Collected data entries
━━━━━━

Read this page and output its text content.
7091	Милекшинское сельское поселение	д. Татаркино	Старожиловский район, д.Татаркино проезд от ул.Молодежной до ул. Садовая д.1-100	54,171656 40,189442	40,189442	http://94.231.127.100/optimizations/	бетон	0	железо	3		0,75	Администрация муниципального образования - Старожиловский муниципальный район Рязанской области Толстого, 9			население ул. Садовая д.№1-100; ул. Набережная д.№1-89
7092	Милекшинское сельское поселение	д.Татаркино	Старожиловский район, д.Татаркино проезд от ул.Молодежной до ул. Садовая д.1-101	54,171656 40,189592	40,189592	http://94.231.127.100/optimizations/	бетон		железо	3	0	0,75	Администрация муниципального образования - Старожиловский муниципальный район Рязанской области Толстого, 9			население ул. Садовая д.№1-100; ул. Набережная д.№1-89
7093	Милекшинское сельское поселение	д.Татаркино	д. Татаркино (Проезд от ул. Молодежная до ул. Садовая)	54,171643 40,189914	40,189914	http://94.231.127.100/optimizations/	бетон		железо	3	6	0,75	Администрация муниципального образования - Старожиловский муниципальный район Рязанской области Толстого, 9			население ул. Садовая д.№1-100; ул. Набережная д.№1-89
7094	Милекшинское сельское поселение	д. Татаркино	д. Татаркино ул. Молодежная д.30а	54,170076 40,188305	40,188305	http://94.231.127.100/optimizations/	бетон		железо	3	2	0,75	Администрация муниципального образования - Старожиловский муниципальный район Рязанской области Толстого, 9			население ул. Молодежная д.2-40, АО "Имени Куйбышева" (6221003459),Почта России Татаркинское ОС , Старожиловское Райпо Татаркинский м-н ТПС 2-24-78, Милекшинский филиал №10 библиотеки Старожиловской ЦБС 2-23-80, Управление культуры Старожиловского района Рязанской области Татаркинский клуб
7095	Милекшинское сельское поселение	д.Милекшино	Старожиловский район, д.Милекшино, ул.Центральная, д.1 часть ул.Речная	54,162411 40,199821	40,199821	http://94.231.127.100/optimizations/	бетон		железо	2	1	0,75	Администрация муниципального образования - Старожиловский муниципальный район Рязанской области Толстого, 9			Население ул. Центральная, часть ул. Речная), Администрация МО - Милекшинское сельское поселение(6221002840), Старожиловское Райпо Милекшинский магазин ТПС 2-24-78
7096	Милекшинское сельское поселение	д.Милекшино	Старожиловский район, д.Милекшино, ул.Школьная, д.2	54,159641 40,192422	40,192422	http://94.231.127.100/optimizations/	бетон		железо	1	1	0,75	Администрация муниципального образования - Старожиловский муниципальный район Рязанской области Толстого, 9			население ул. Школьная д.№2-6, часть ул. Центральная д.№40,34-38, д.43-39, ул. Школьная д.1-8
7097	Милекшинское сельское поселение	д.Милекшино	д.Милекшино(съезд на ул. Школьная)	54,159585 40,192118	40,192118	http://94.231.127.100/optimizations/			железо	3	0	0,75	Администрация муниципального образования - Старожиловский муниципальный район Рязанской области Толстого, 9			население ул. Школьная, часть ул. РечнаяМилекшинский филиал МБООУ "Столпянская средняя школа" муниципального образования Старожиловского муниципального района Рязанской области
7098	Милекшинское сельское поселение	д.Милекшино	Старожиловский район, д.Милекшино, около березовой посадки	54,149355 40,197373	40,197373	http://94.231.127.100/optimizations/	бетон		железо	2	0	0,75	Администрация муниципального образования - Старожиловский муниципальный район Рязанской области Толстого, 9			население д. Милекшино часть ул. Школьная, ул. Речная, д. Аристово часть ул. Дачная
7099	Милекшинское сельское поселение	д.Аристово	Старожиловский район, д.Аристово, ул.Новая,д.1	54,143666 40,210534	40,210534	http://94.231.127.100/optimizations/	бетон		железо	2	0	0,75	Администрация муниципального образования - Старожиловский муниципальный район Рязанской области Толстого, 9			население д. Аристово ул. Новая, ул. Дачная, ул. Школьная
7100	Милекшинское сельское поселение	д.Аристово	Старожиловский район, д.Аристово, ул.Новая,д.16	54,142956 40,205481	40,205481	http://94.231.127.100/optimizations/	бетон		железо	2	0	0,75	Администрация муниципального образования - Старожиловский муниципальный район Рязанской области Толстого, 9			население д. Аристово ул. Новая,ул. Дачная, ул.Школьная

━━━━━━

Pick out every line of the listing containing the word "Центральная", and show those lines.

CORRECT OUTPUT:
7095	Милекшинское сельское поселение	д.Милекшино	Старожиловский район, д.Милекшино, ул.Центральная, д.1 часть ул.Речная	54,162411 40,199821	40,199821	http://94.231.127.100/optimizations/	бетон		железо	2	1	0,75	Администрация муниципального образования - Старожиловский муниципальный район Рязанской области Толстого, 9			Население ул. Центральная, часть ул. Речная), Администрация МО - Милекшинское сельское поселение(6221002840), Старожиловское Райпо Милекшинский магазин ТПС 2-24-78
7096	Милекшинское сельское поселение	д.Милекшино	Старожиловский район, д.Милекшино, ул.Школьная, д.2	54,159641 40,192422	40,192422	http://94.231.127.100/optimizations/	бетон		железо	1	1	0,75	Администрация муниципального образования - Старожиловский муниципальный район Рязанской области Толстого, 9			население ул. Школьная д.№2-6, часть ул. Центральная д.№40,34-38, д.43-39, ул. Школьная д.1-8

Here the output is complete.